_Directions for this task_
Leave out the pictures and transcribe the rest of the records exactly.

+++ Stored records

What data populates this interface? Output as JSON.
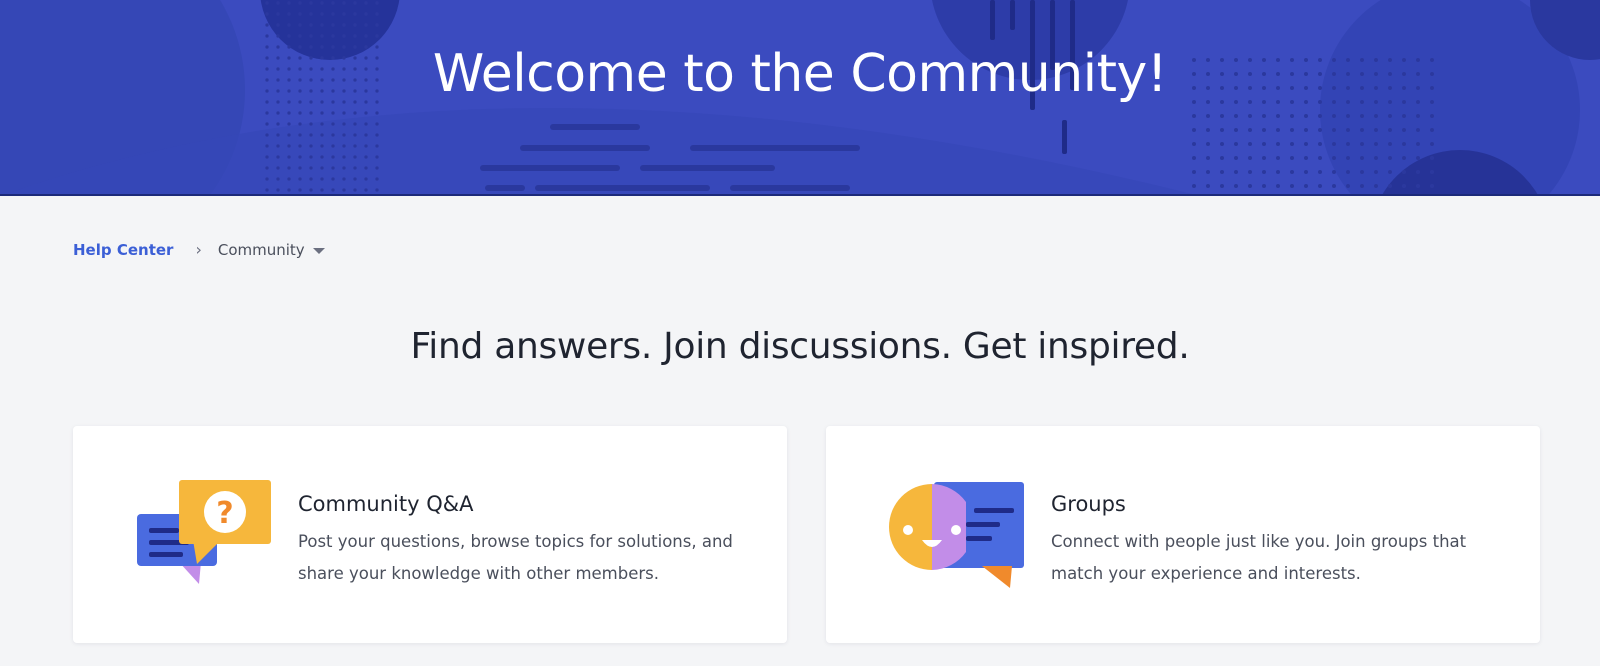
{
  "hero": {
    "title": "Welcome to the Community!"
  },
  "breadcrumb": {
    "home_label": "Help Center",
    "separator": "›",
    "current_label": "Community"
  },
  "tagline": "Find answers. Join discussions. Get inspired.",
  "cards": [
    {
      "title": "Community Q&A",
      "description": "Post your questions, browse topics for solutions, and share your knowledge with other members.",
      "icon": "question-speech-bubbles-icon"
    },
    {
      "title": "Groups",
      "description": "Connect with people just like you. Join groups that match your experience and interests.",
      "icon": "smiley-chat-bubble-icon"
    }
  ],
  "colors": {
    "hero_bg": "#3b4bbf",
    "link": "#3b5fd6",
    "page_bg": "#f4f5f7",
    "accent_yellow": "#f6b73c",
    "accent_blue": "#4a6be0",
    "accent_purple": "#c28de8",
    "accent_orange": "#f08a2c"
  }
}
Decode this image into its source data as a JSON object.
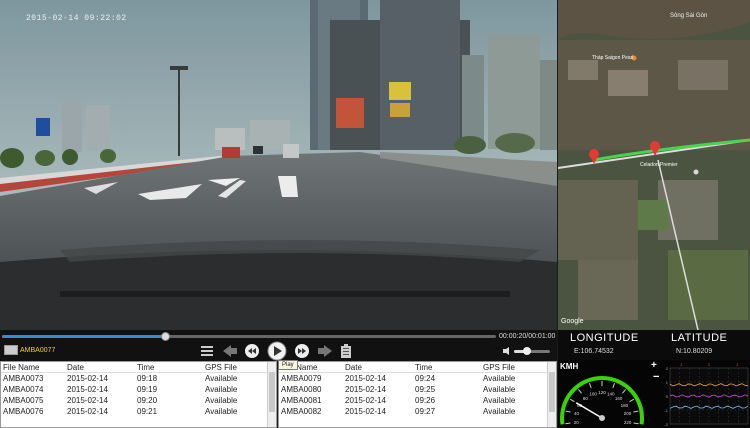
{
  "video": {
    "timestamp": "2015-02-14 09:22:02",
    "time_readout": "00:00:20/00:01:00",
    "progress": 0.33
  },
  "player": {
    "current_file": "AMBA0077",
    "tooltip": "Play",
    "volume": 0.35,
    "controls": [
      "list-icon",
      "previous-icon",
      "rewind-icon",
      "play-icon",
      "fast-forward-icon",
      "next-icon",
      "battery-icon"
    ]
  },
  "table_left": {
    "columns": [
      "File Name",
      "Date",
      "Time",
      "GPS File"
    ],
    "rows": [
      [
        "AMBA0073",
        "2015-02-14",
        "09:18",
        "Available"
      ],
      [
        "AMBA0074",
        "2015-02-14",
        "09:19",
        "Available"
      ],
      [
        "AMBA0075",
        "2015-02-14",
        "09:20",
        "Available"
      ],
      [
        "AMBA0076",
        "2015-02-14",
        "09:21",
        "Available"
      ]
    ]
  },
  "table_right": {
    "columns": [
      "File Name",
      "Date",
      "Time",
      "GPS File"
    ],
    "rows": [
      [
        "AMBA0079",
        "2015-02-14",
        "09:24",
        "Available"
      ],
      [
        "AMBA0080",
        "2015-02-14",
        "09:25",
        "Available"
      ],
      [
        "AMBA0081",
        "2015-02-14",
        "09:26",
        "Available"
      ],
      [
        "AMBA0082",
        "2015-02-14",
        "09:27",
        "Available"
      ]
    ]
  },
  "map": {
    "river_label": "Sông Sài Gòn",
    "places": [
      "Tháp Saigon Pearl",
      "Celadon Premier"
    ],
    "google_label": "Google"
  },
  "coords": {
    "longitude_label": "LONGITUDE",
    "latitude_label": "LATITUDE",
    "longitude": "E:106.74532",
    "latitude": "N:10.80209"
  },
  "gauge": {
    "label": "KMH",
    "ticks": [
      "20",
      "40",
      "60",
      "80",
      "100",
      "120",
      "140",
      "160",
      "180",
      "200",
      "220"
    ],
    "needle_value": 0.2
  },
  "graph": {
    "plus": "+",
    "minus": "−",
    "y_labels": [
      "2",
      "1",
      "0",
      "-1",
      "-2"
    ],
    "x_labels": [
      "1",
      "2",
      "1"
    ]
  },
  "colors": {
    "accent": "#2f8fd6",
    "file_label": "#f5d000",
    "route": "#4cd24c",
    "marker": "#e53935",
    "gauge_green": "#39d400"
  }
}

++++++

_Answer in full_
What data populates this interface? Output as JSON.
{
  "hero": {
    "title": "Welcome to the Community!"
  },
  "breadcrumb": {
    "home_label": "Help Center",
    "separator": "›",
    "current_label": "Community"
  },
  "tagline": "Find answers. Join discussions. Get inspired.",
  "cards": [
    {
      "title": "Community Q&A",
      "description": "Post your questions, browse topics for solutions, and share your knowledge with other members.",
      "icon": "question-speech-bubbles-icon"
    },
    {
      "title": "Groups",
      "description": "Connect with people just like you. Join groups that match your experience and interests.",
      "icon": "smiley-chat-bubble-icon"
    }
  ],
  "colors": {
    "hero_bg": "#3b4bbf",
    "link": "#3b5fd6",
    "page_bg": "#f4f5f7",
    "accent_yellow": "#f6b73c",
    "accent_blue": "#4a6be0",
    "accent_purple": "#c28de8",
    "accent_orange": "#f08a2c"
  }
}
Decode this image into its source data as a JSON object.
{
  "video": {
    "timestamp": "2015-02-14 09:22:02",
    "time_readout": "00:00:20/00:01:00",
    "progress": 0.33
  },
  "player": {
    "current_file": "AMBA0077",
    "tooltip": "Play",
    "volume": 0.35,
    "controls": [
      "list-icon",
      "previous-icon",
      "rewind-icon",
      "play-icon",
      "fast-forward-icon",
      "next-icon",
      "battery-icon"
    ]
  },
  "table_left": {
    "columns": [
      "File Name",
      "Date",
      "Time",
      "GPS File"
    ],
    "rows": [
      [
        "AMBA0073",
        "2015-02-14",
        "09:18",
        "Available"
      ],
      [
        "AMBA0074",
        "2015-02-14",
        "09:19",
        "Available"
      ],
      [
        "AMBA0075",
        "2015-02-14",
        "09:20",
        "Available"
      ],
      [
        "AMBA0076",
        "2015-02-14",
        "09:21",
        "Available"
      ]
    ]
  },
  "table_right": {
    "columns": [
      "File Name",
      "Date",
      "Time",
      "GPS File"
    ],
    "rows": [
      [
        "AMBA0079",
        "2015-02-14",
        "09:24",
        "Available"
      ],
      [
        "AMBA0080",
        "2015-02-14",
        "09:25",
        "Available"
      ],
      [
        "AMBA0081",
        "2015-02-14",
        "09:26",
        "Available"
      ],
      [
        "AMBA0082",
        "2015-02-14",
        "09:27",
        "Available"
      ]
    ]
  },
  "map": {
    "river_label": "Sông Sài Gòn",
    "places": [
      "Tháp Saigon Pearl",
      "Celadon Premier"
    ],
    "google_label": "Google"
  },
  "coords": {
    "longitude_label": "LONGITUDE",
    "latitude_label": "LATITUDE",
    "longitude": "E:106.74532",
    "latitude": "N:10.80209"
  },
  "gauge": {
    "label": "KMH",
    "ticks": [
      "20",
      "40",
      "60",
      "80",
      "100",
      "120",
      "140",
      "160",
      "180",
      "200",
      "220"
    ],
    "needle_value": 0.2
  },
  "graph": {
    "plus": "+",
    "minus": "−",
    "y_labels": [
      "2",
      "1",
      "0",
      "-1",
      "-2"
    ],
    "x_labels": [
      "1",
      "2",
      "1"
    ]
  },
  "colors": {
    "accent": "#2f8fd6",
    "file_label": "#f5d000",
    "route": "#4cd24c",
    "marker": "#e53935",
    "gauge_green": "#39d400"
  }
}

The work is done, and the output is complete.